Problem details –
Write the records out again, keeping each line exactly as it is.

Data for the task –

>> Begin

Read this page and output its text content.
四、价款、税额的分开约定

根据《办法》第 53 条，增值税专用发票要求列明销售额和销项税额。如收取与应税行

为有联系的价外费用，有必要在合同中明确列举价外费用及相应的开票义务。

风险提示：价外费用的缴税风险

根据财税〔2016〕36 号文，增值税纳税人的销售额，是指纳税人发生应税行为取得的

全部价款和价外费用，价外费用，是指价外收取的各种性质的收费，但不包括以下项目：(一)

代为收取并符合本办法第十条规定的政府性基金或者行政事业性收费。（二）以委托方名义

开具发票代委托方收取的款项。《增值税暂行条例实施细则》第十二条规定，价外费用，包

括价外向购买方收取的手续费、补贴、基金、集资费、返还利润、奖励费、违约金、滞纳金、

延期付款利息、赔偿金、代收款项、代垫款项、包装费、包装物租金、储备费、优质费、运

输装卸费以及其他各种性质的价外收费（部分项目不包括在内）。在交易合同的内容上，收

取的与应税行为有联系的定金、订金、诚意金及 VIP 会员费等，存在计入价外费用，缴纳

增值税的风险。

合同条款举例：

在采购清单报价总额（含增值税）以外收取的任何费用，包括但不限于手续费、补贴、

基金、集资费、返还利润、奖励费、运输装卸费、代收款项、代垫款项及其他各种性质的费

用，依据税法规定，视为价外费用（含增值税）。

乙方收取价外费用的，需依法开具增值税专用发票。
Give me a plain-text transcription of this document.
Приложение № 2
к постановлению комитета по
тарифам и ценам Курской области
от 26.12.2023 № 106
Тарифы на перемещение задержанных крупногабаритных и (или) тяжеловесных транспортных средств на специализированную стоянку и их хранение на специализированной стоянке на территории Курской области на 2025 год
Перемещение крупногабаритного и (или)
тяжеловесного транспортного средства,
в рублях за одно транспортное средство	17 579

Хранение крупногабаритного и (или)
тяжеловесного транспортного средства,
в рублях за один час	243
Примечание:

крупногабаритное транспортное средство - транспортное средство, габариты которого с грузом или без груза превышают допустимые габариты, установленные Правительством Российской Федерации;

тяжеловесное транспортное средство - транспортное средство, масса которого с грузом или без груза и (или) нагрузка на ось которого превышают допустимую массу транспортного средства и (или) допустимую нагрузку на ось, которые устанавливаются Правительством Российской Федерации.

>> End

Correct result –
Read this page and output its text content.
四、价款、税额的分开约定

根据《办法》第 53 条，增值税专用发票要求列明销售额和销项税额。如收取与应税行

为有联系的价外费用，有必要在合同中明确列举价外费用及相应的开票义务。

风险提示：价外费用的缴税风险

根据财税〔2016〕36 号文，增值税纳税人的销售额，是指纳税人发生应税行为取得的

全部价款和价外费用，价外费用，是指价外收取的各种性质的收费，但不包括以下项目：(一)

代为收取并符合本办法第十条规定的政府性基金或者行政事业性收费。（二）以委托方名义

开具发票代委托方收取的款项。《增值税暂行条例实施细则》第十二条规定，价外费用，包

括价外向购买方收取的手续费、补贴、基金、集资费、返还利润、奖励费、违约金、滞纳金、

延期付款利息、赔偿金、代收款项、代垫款项、包装费、包装物租金、储备费、优质费、运

输装卸费以及其他各种性质的价外收费（部分项目不包括在内）。在交易合同的内容上，收

取的与应税行为有联系的定金、订金、诚意金及 VIP 会员费等，存在计入价外费用，缴纳

增值税的风险。

合同条款举例：

在采购清单报价总额（含增值税）以外收取的任何费用，包括但不限于手续费、补贴、

基金、集资费、返还利润、奖励费、运输装卸费、代收款项、代垫款项及其他各种性质的费

用，依据税法规定，视为价外费用（含增值税）。

乙方收取价外费用的，需依法开具增值税专用发票。
Give me a plain-text transcription of this document.
Приложение № 2
к постановлению комитета по
тарифам и ценам Курской области
от 26.12.2023 № 106
Тарифы на перемещение задержанных крупногабаритных и (или) тяжеловесных транспортных средств на специализированную стоянку и их хранение на специализированной стоянке на территории Курской области на 2025 год
Перемещение крупногабаритного и (или)
тяжеловесного транспортного средства,
в рублях за одно транспортное средство	17 579

Хранение крупногабаритного и (или)
тяжеловесного транспортного средства,
в рублях за один час	243
Примечание:

крупногабаритное транспортное средство - транспортное средство, габариты которого с грузом или без груза превышают допустимые габариты, установленные Правительством Российской Федерации;

тяжеловесное транспортное средство - транспортное средство, масса которого с грузом или без груза и (или) нагрузка на ось которого превышают допустимую массу транспортного средства и (или) допустимую нагрузку на ось, которые устанавливаются Правительством Российской Федерации.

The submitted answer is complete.